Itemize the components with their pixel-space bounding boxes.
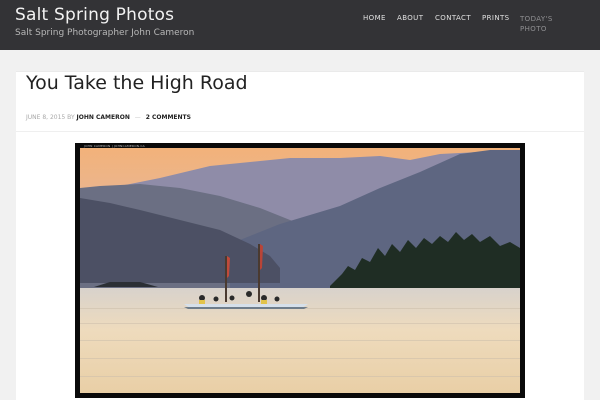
nav-about[interactable]: ABOUT [397,14,423,22]
post-by-label: BY [67,114,75,121]
featured-photo[interactable]: JOHN CAMERON | JOHNCAMERON.CA [75,143,525,398]
nav-todays-photo[interactable]: TODAY'S PHOTO [520,14,553,34]
post-date[interactable]: JUNE 8, 2015 [26,114,65,121]
post-author-link[interactable]: JOHN CAMERON [77,114,130,121]
post-meta: JUNE 8, 2015 BY JOHN CAMERON — 2 COMMENT… [26,114,191,121]
post-comments-link[interactable]: 2 COMMENTS [146,114,191,121]
nav-contact[interactable]: CONTACT [435,14,471,22]
site-header: Salt Spring Photos Salt Spring Photograp… [0,0,600,50]
post-card: You Take the High Road JUNE 8, 2015 BY J… [16,71,584,400]
nav-todays-photo-line2: PHOTO [520,25,547,33]
photo-image [80,148,520,393]
post-title[interactable]: You Take the High Road [26,72,248,94]
nav-prints[interactable]: PRINTS [482,14,510,22]
site-tagline: Salt Spring Photographer John Cameron [15,28,195,38]
nav-home[interactable]: HOME [363,14,386,22]
nav-todays-photo-line1: TODAY'S [520,15,553,23]
site-title[interactable]: Salt Spring Photos [15,5,174,25]
meta-divider [16,131,584,132]
meta-separator: — [134,114,141,121]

#####

- Required work
Reproduce all of the items above with every occurrence of "Salt Spring Photos" replaced by "Salt Spring Images" and all other text left unchanged. Omit the pictures from your answer.

- Response to the task
Itemize the components with their pixel-space bounding boxes.
nav-about[interactable]: ABOUT [397,14,423,22]
post-by-label: BY [67,114,75,121]
featured-photo[interactable]: JOHN CAMERON | JOHNCAMERON.CA [75,143,525,398]
nav-todays-photo[interactable]: TODAY'S PHOTO [520,14,553,34]
post-date[interactable]: JUNE 8, 2015 [26,114,65,121]
post-author-link[interactable]: JOHN CAMERON [77,114,130,121]
post-meta: JUNE 8, 2015 BY JOHN CAMERON — 2 COMMENT… [26,114,191,121]
post-comments-link[interactable]: 2 COMMENTS [146,114,191,121]
nav-contact[interactable]: CONTACT [435,14,471,22]
site-header: Salt Spring Images Salt Spring Photograp… [0,0,600,50]
post-card: You Take the High Road JUNE 8, 2015 BY J… [16,71,584,400]
nav-todays-photo-line2: PHOTO [520,25,547,33]
photo-image [80,148,520,393]
post-title[interactable]: You Take the High Road [26,72,248,94]
nav-prints[interactable]: PRINTS [482,14,510,22]
site-tagline: Salt Spring Photographer John Cameron [15,28,195,38]
nav-home[interactable]: HOME [363,14,386,22]
nav-todays-photo-line1: TODAY'S [520,15,553,23]
site-title[interactable]: Salt Spring Images [15,5,174,25]
meta-divider [16,131,584,132]
meta-separator: — [134,114,141,121]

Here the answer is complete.